- _DIRECTIVE_: Check every line below for the word "不同分类标准" and copy the ones that have it.

- _Stored records_:

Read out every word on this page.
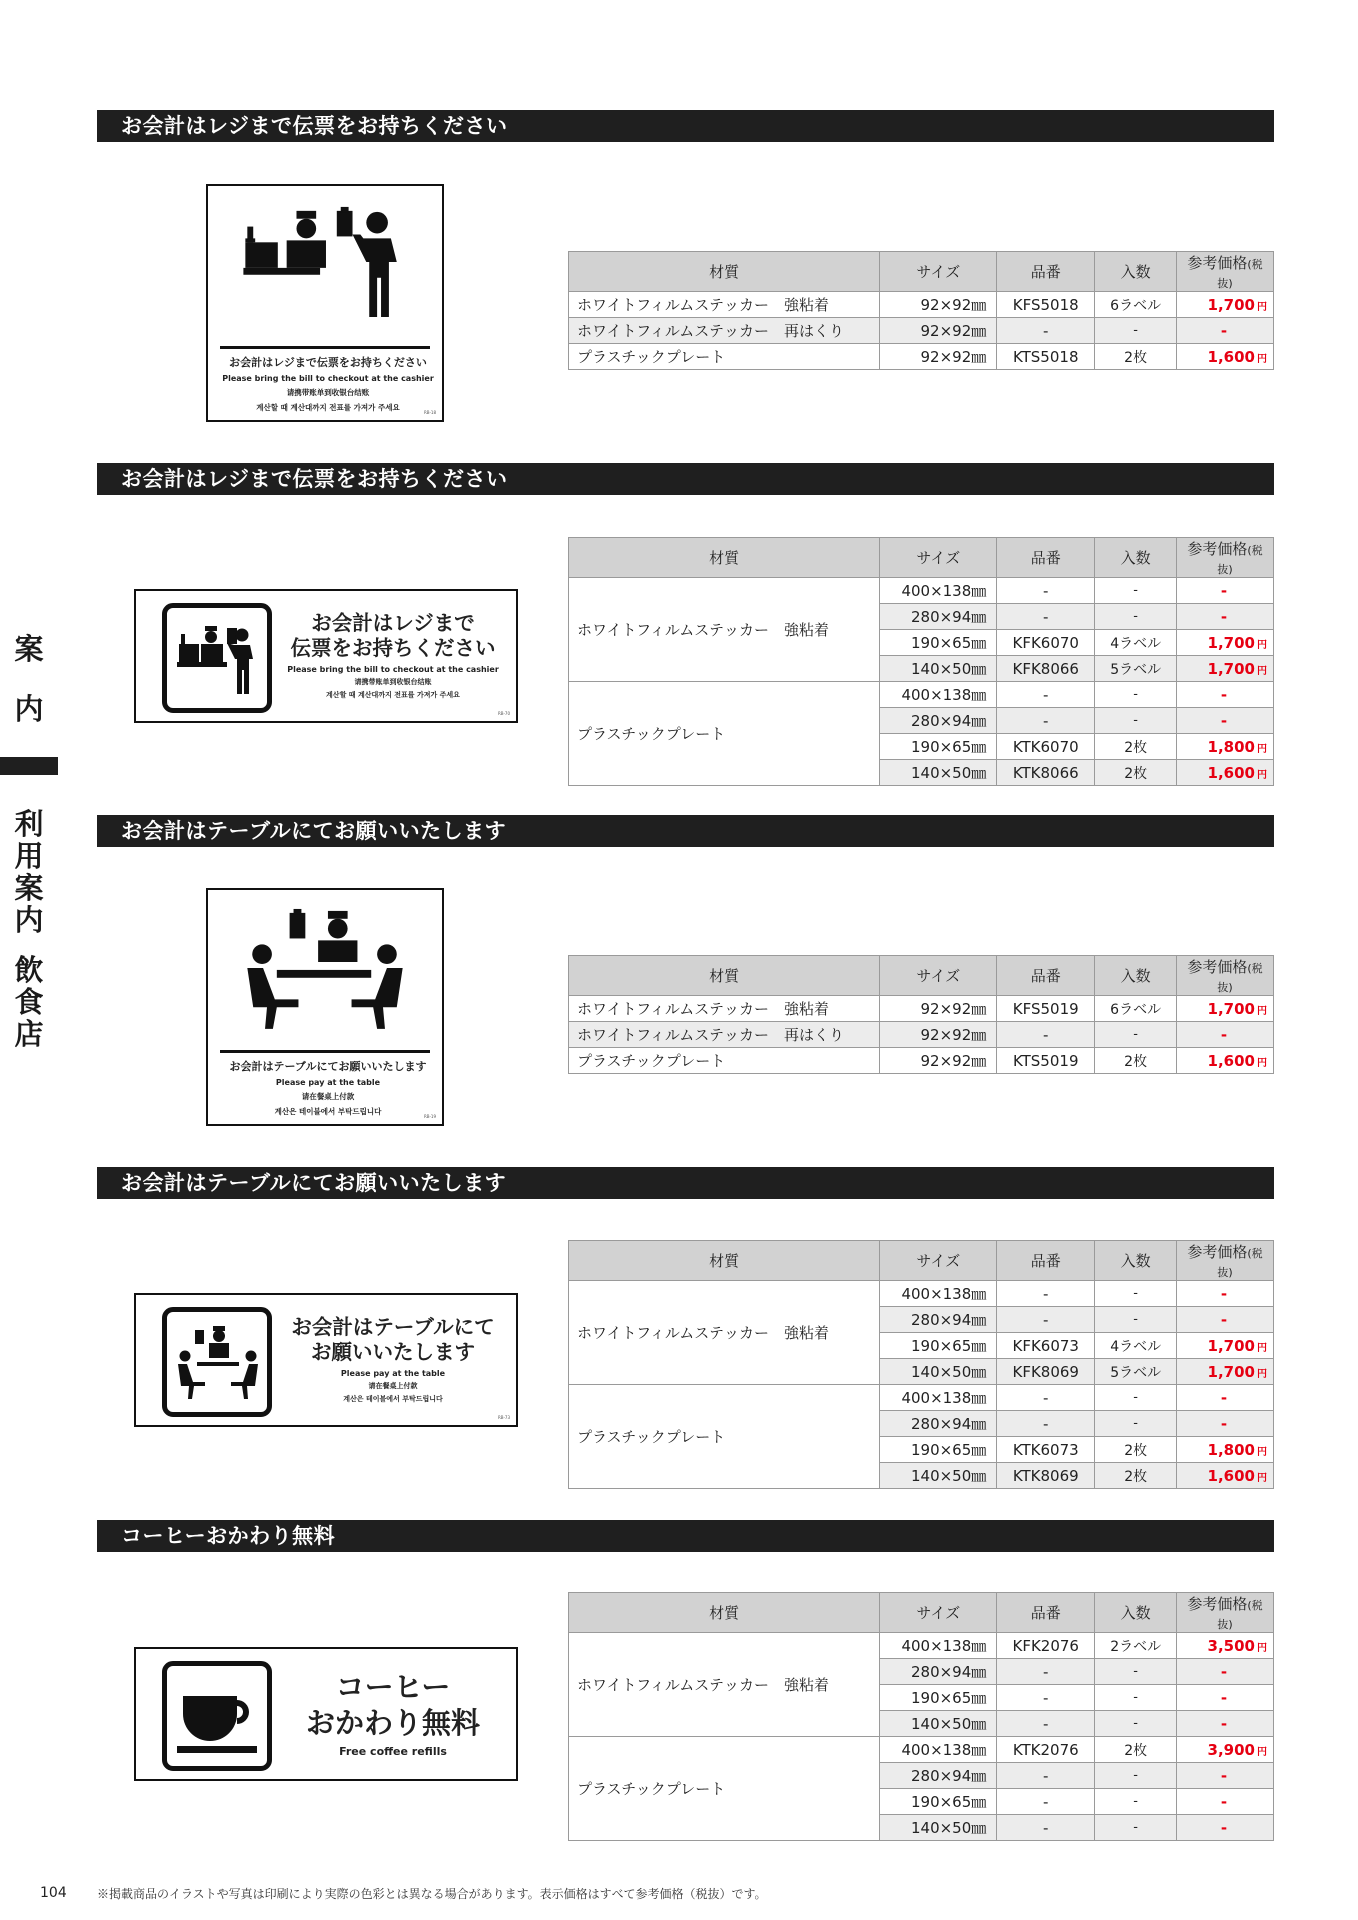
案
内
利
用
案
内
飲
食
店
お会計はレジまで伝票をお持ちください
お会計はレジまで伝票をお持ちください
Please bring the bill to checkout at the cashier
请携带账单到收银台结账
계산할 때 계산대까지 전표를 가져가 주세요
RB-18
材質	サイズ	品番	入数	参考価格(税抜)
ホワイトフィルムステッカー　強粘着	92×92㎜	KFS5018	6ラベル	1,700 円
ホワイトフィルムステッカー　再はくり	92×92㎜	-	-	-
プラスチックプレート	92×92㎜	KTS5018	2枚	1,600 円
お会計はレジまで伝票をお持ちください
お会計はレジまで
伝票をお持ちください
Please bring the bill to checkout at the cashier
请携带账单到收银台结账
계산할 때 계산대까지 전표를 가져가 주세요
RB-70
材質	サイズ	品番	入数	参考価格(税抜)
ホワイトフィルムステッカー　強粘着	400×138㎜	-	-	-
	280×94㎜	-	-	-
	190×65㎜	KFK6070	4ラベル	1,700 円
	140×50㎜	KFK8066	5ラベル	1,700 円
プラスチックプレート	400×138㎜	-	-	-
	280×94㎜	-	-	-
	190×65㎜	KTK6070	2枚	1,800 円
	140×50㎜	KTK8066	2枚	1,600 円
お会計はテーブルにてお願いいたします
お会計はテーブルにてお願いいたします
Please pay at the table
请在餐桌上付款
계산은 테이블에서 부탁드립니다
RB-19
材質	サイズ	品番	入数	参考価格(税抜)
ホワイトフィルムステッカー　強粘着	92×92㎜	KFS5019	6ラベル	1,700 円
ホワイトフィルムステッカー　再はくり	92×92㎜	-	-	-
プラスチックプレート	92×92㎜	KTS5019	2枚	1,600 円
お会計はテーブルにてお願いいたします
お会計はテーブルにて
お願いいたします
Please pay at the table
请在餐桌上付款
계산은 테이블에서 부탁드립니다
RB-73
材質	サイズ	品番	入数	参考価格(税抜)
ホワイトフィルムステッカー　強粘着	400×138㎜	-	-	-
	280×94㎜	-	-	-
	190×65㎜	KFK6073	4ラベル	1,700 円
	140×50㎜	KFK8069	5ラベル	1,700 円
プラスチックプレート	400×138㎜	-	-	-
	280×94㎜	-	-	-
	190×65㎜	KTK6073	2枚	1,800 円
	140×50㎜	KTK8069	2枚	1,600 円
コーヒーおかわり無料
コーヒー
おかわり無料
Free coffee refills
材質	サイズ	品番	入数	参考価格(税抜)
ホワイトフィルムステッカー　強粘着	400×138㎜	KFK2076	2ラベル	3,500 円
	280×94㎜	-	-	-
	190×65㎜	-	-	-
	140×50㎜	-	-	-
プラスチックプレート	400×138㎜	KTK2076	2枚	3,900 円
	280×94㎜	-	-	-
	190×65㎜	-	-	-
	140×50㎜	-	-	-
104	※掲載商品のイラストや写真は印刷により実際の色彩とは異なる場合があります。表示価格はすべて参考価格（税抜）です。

--

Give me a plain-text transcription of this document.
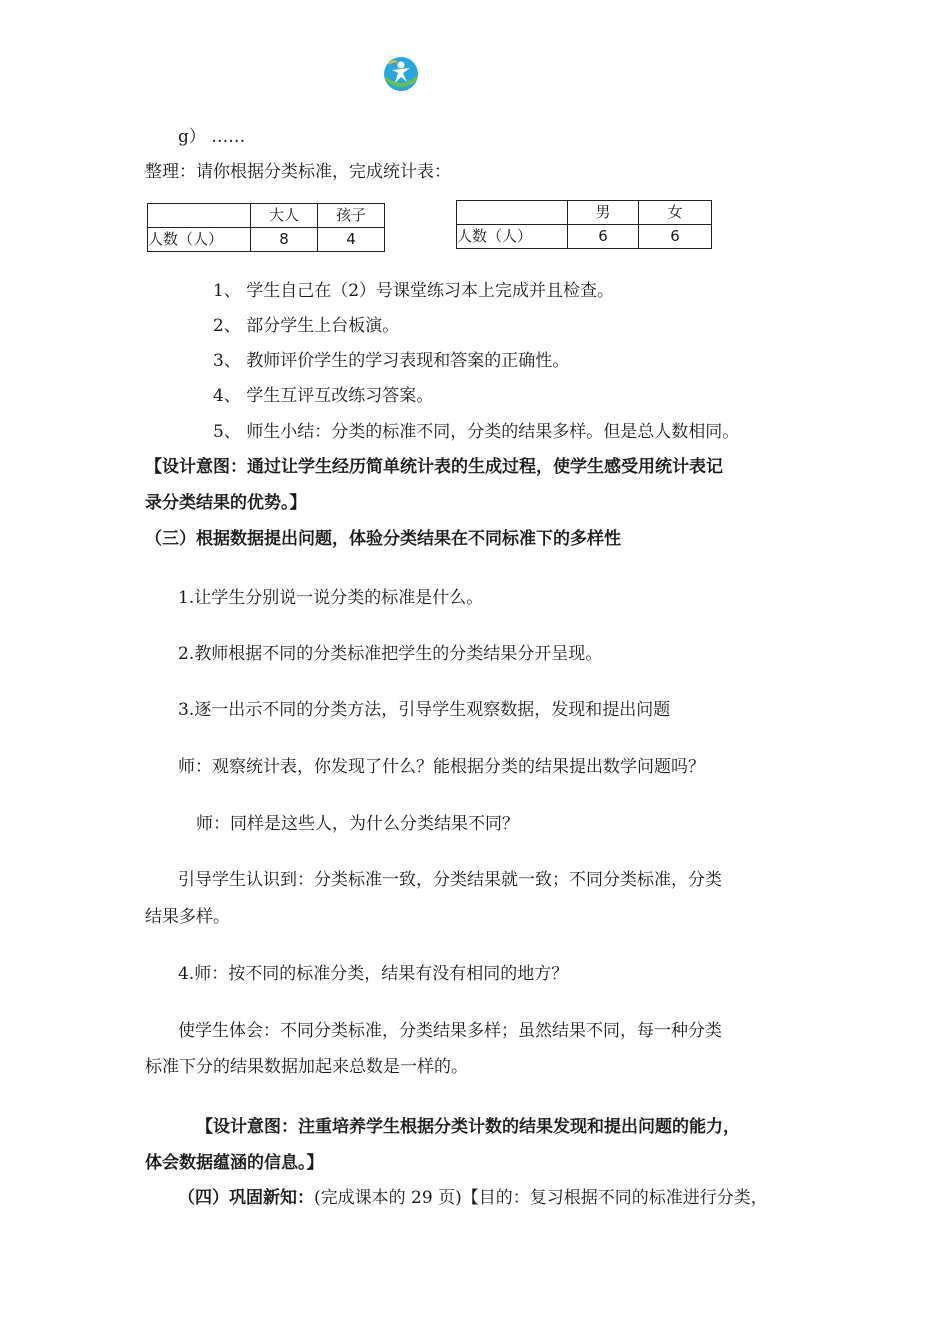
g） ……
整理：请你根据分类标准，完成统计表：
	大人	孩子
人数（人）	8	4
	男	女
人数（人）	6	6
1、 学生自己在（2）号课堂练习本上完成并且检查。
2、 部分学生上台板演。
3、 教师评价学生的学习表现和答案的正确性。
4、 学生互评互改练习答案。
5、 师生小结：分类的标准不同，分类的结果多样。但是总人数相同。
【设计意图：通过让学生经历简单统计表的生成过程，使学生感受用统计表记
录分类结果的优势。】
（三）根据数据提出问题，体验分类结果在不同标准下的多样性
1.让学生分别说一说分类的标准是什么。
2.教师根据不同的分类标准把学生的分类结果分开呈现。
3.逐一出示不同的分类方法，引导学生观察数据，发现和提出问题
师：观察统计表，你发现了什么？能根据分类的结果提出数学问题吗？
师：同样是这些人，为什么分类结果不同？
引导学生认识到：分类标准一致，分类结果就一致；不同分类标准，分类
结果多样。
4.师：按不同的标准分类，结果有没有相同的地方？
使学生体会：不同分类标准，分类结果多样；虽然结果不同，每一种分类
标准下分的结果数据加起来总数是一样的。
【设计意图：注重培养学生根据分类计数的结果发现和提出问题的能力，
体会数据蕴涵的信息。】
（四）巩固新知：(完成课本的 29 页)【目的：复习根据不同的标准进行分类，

- _COMPLETED TASK_:
引导学生认识到：分类标准一致，分类结果就一致；不同分类标准，分类
使学生体会：不同分类标准，分类结果多样；虽然结果不同，每一种分类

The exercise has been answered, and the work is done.